---------- Dataset
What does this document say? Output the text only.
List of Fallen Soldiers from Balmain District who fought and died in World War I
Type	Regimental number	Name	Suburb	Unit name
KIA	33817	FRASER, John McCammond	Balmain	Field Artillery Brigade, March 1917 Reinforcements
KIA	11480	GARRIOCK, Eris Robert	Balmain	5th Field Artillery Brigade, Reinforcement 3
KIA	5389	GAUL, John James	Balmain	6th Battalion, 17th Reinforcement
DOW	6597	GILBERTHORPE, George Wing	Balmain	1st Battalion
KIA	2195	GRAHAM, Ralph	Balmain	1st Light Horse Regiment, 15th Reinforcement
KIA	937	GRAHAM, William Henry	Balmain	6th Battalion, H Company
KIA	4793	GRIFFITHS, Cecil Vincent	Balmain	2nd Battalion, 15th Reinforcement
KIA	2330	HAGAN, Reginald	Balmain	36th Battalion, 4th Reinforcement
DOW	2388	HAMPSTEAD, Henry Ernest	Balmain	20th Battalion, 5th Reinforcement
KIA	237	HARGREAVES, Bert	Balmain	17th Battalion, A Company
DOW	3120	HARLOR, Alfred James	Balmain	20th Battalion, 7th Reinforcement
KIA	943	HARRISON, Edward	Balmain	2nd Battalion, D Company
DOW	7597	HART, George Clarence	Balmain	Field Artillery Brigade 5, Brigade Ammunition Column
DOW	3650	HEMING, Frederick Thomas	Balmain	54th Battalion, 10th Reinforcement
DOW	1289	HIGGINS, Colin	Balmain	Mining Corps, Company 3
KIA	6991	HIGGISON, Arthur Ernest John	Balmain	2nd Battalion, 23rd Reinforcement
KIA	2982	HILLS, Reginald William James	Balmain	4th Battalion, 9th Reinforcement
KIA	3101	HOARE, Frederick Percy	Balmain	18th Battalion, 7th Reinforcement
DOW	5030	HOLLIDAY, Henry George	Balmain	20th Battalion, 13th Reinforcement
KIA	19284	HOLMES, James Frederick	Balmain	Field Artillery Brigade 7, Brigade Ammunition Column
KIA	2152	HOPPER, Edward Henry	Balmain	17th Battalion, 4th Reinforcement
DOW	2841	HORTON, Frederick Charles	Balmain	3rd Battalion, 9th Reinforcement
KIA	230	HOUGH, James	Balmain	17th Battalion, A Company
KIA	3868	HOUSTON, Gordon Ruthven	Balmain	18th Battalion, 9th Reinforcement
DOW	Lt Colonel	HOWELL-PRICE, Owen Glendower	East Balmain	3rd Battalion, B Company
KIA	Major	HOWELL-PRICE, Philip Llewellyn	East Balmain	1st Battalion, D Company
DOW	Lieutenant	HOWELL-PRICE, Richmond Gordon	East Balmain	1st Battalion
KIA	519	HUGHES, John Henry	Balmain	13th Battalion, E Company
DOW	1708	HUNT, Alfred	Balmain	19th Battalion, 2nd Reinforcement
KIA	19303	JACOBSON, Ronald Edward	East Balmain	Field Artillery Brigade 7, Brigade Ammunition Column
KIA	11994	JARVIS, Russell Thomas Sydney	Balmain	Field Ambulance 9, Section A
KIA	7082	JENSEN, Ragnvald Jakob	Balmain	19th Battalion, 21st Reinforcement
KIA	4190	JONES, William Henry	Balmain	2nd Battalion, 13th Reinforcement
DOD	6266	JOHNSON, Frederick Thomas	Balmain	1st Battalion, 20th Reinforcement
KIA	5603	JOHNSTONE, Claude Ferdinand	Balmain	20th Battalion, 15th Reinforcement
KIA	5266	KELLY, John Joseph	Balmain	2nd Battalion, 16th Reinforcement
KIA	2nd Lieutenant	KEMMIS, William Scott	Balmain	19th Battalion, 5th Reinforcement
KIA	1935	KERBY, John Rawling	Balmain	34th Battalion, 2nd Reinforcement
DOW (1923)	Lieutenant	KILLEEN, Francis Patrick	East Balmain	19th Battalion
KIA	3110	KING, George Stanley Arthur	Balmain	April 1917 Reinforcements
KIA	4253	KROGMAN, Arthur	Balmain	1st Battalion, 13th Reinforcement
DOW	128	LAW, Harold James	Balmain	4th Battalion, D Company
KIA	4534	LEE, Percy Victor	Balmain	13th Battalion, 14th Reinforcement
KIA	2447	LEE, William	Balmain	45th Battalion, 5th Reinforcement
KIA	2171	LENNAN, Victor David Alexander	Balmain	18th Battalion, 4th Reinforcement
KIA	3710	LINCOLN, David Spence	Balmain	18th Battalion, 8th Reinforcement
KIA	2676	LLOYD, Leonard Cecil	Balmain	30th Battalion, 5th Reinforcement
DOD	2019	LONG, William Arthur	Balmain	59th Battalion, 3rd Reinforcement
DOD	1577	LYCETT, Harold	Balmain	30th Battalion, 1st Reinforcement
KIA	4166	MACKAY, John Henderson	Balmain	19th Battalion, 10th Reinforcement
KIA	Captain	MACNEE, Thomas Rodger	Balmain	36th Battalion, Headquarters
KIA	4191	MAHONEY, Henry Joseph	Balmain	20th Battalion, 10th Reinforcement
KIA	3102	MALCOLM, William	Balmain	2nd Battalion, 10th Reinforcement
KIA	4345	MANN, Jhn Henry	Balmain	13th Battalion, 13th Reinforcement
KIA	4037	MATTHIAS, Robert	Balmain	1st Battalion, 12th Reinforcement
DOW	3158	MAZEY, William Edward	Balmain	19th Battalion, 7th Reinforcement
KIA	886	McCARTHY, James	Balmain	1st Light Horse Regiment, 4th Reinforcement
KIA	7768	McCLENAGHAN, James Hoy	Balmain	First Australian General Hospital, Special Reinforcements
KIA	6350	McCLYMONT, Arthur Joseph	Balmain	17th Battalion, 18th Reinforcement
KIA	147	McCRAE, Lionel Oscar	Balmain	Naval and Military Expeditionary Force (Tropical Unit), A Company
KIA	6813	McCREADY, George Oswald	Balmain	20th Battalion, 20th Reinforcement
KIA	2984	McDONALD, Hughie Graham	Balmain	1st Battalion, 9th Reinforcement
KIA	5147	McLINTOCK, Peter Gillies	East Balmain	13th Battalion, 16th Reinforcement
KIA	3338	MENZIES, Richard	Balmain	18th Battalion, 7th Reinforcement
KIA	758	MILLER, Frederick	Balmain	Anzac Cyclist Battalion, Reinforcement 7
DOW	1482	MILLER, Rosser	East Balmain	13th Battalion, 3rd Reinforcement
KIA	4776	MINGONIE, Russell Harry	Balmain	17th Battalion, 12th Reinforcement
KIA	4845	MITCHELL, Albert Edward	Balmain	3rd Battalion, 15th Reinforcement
--------------------
Exercise directions
Identify all lines in the records above with the word "Horse".

Exercise result
KIA	2195	GRAHAM, Ralph	Balmain	1st Light Horse Regiment, 15th Reinforcement
KIA	886	McCARTHY, James	Balmain	1st Light Horse Regiment, 4th Reinforcement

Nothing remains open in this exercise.